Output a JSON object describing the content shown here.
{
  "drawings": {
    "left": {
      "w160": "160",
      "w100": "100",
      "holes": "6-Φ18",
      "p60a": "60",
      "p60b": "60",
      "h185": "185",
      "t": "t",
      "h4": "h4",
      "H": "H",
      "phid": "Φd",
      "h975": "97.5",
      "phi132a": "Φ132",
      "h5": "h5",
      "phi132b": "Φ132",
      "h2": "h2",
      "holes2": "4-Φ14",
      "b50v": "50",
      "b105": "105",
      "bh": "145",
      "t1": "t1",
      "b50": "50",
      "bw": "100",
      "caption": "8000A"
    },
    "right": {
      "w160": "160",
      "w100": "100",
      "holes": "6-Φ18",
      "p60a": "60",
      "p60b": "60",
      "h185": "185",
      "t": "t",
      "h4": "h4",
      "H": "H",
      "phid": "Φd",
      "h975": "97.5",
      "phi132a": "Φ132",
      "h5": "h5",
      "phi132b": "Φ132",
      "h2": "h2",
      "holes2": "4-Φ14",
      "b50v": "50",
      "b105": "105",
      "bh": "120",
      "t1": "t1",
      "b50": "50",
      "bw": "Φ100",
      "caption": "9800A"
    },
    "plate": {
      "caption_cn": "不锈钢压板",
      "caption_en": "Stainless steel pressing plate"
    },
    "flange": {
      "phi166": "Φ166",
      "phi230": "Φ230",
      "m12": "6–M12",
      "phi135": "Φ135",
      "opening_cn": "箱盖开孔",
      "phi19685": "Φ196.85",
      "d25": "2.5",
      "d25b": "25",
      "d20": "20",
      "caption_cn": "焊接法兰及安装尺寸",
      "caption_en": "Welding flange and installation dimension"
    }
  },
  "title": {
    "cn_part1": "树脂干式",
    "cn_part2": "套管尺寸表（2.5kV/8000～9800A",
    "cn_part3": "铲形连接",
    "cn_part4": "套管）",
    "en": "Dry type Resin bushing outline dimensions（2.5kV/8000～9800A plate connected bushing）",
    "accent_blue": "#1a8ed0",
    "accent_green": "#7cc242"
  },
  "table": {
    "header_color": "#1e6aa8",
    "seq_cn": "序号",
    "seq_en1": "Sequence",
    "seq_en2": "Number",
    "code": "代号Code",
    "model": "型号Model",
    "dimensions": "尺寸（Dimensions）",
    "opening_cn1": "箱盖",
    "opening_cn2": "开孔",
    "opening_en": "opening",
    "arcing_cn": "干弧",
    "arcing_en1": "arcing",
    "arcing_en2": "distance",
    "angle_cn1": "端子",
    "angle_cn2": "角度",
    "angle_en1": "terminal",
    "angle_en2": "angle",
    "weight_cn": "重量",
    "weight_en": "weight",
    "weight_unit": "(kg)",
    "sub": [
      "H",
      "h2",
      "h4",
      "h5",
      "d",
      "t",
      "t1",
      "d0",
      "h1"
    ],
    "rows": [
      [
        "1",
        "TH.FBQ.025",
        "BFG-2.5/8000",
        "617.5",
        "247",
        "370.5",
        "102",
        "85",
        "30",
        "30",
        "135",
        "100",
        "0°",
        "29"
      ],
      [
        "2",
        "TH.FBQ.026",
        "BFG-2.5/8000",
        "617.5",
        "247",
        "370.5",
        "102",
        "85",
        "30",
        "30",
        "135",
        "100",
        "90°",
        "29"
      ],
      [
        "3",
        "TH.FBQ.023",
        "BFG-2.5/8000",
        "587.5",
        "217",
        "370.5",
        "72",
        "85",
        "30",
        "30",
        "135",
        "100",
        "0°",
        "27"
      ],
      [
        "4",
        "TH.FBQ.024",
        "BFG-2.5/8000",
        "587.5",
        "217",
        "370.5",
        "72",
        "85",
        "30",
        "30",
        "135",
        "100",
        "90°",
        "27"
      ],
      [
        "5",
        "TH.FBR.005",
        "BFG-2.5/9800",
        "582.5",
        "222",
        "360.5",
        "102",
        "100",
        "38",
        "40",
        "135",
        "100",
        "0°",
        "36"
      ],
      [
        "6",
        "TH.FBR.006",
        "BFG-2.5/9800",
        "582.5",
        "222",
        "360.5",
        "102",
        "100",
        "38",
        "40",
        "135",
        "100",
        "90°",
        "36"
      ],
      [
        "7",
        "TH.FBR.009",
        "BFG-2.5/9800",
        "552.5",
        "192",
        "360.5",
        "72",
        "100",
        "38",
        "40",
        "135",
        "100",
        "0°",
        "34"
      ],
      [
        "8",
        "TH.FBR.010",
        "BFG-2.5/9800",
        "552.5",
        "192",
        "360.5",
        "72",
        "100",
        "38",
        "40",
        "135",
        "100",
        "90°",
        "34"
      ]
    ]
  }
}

———

Extract, word for word, each line of the listing above.

◆ Reply
Output a JSON object describing the content shown here.
{
  "drawings": {
    "left": {
      "w160": "160",
      "w100": "100",
      "holes": "6-Φ18",
      "p60a": "60",
      "p60b": "60",
      "h185": "185",
      "t": "t",
      "h4": "h4",
      "H": "H",
      "phid": "Φd",
      "h975": "97.5",
      "phi132a": "Φ132",
      "h5": "h5",
      "phi132b": "Φ132",
      "h2": "h2",
      "holes2": "4-Φ14",
      "b50v": "50",
      "b105": "105",
      "bh": "145",
      "t1": "t1",
      "b50": "50",
      "bw": "100",
      "caption": "8000A"
    },
    "right": {
      "w160": "160",
      "w100": "100",
      "holes": "6-Φ18",
      "p60a": "60",
      "p60b": "60",
      "h185": "185",
      "t": "t",
      "h4": "h4",
      "H": "H",
      "phid": "Φd",
      "h975": "97.5",
      "phi132a": "Φ132",
      "h5": "h5",
      "phi132b": "Φ132",
      "h2": "h2",
      "holes2": "4-Φ14",
      "b50v": "50",
      "b105": "105",
      "bh": "120",
      "t1": "t1",
      "b50": "50",
      "bw": "Φ100",
      "caption": "9800A"
    },
    "plate": {
      "caption_cn": "不锈钢压板",
      "caption_en": "Stainless steel pressing plate"
    },
    "flange": {
      "phi166": "Φ166",
      "phi230": "Φ230",
      "m12": "6–M12",
      "phi135": "Φ135",
      "opening_cn": "箱盖开孔",
      "phi19685": "Φ196.85",
      "d25": "2.5",
      "d25b": "25",
      "d20": "20",
      "caption_cn": "焊接法兰及安装尺寸",
      "caption_en": "Welding flange and installation dimension"
    }
  },
  "title": {
    "cn_part1": "树脂干式",
    "cn_part2": "套管尺寸表（2.5kV/8000～9800A",
    "cn_part3": "铲形连接",
    "cn_part4": "套管）",
    "en": "Dry type Resin bushing outline dimensions（2.5kV/8000～9800A plate connected bushing）",
    "accent_blue": "#1a8ed0",
    "accent_green": "#7cc242"
  },
  "table": {
    "header_color": "#1e6aa8",
    "seq_cn": "序号",
    "seq_en1": "Sequence",
    "seq_en2": "Number",
    "code": "代号Code",
    "model": "型号Model",
    "dimensions": "尺寸（Dimensions）",
    "opening_cn1": "箱盖",
    "opening_cn2": "开孔",
    "opening_en": "opening",
    "arcing_cn": "干弧",
    "arcing_en1": "arcing",
    "arcing_en2": "distance",
    "angle_cn1": "端子",
    "angle_cn2": "角度",
    "angle_en1": "terminal",
    "angle_en2": "angle",
    "weight_cn": "重量",
    "weight_en": "weight",
    "weight_unit": "(kg)",
    "sub": [
      "H",
      "h2",
      "h4",
      "h5",
      "d",
      "t",
      "t1",
      "d0",
      "h1"
    ],
    "rows": [
      [
        "1",
        "TH.FBQ.025",
        "BFG-2.5/8000",
        "617.5",
        "247",
        "370.5",
        "102",
        "85",
        "30",
        "30",
        "135",
        "100",
        "0°",
        "29"
      ],
      [
        "2",
        "TH.FBQ.026",
        "BFG-2.5/8000",
        "617.5",
        "247",
        "370.5",
        "102",
        "85",
        "30",
        "30",
        "135",
        "100",
        "90°",
        "29"
      ],
      [
        "3",
        "TH.FBQ.023",
        "BFG-2.5/8000",
        "587.5",
        "217",
        "370.5",
        "72",
        "85",
        "30",
        "30",
        "135",
        "100",
        "0°",
        "27"
      ],
      [
        "4",
        "TH.FBQ.024",
        "BFG-2.5/8000",
        "587.5",
        "217",
        "370.5",
        "72",
        "85",
        "30",
        "30",
        "135",
        "100",
        "90°",
        "27"
      ],
      [
        "5",
        "TH.FBR.005",
        "BFG-2.5/9800",
        "582.5",
        "222",
        "360.5",
        "102",
        "100",
        "38",
        "40",
        "135",
        "100",
        "0°",
        "36"
      ],
      [
        "6",
        "TH.FBR.006",
        "BFG-2.5/9800",
        "582.5",
        "222",
        "360.5",
        "102",
        "100",
        "38",
        "40",
        "135",
        "100",
        "90°",
        "36"
      ],
      [
        "7",
        "TH.FBR.009",
        "BFG-2.5/9800",
        "552.5",
        "192",
        "360.5",
        "72",
        "100",
        "38",
        "40",
        "135",
        "100",
        "0°",
        "34"
      ],
      [
        "8",
        "TH.FBR.010",
        "BFG-2.5/9800",
        "552.5",
        "192",
        "360.5",
        "72",
        "100",
        "38",
        "40",
        "135",
        "100",
        "90°",
        "34"
      ]
    ]
  }
}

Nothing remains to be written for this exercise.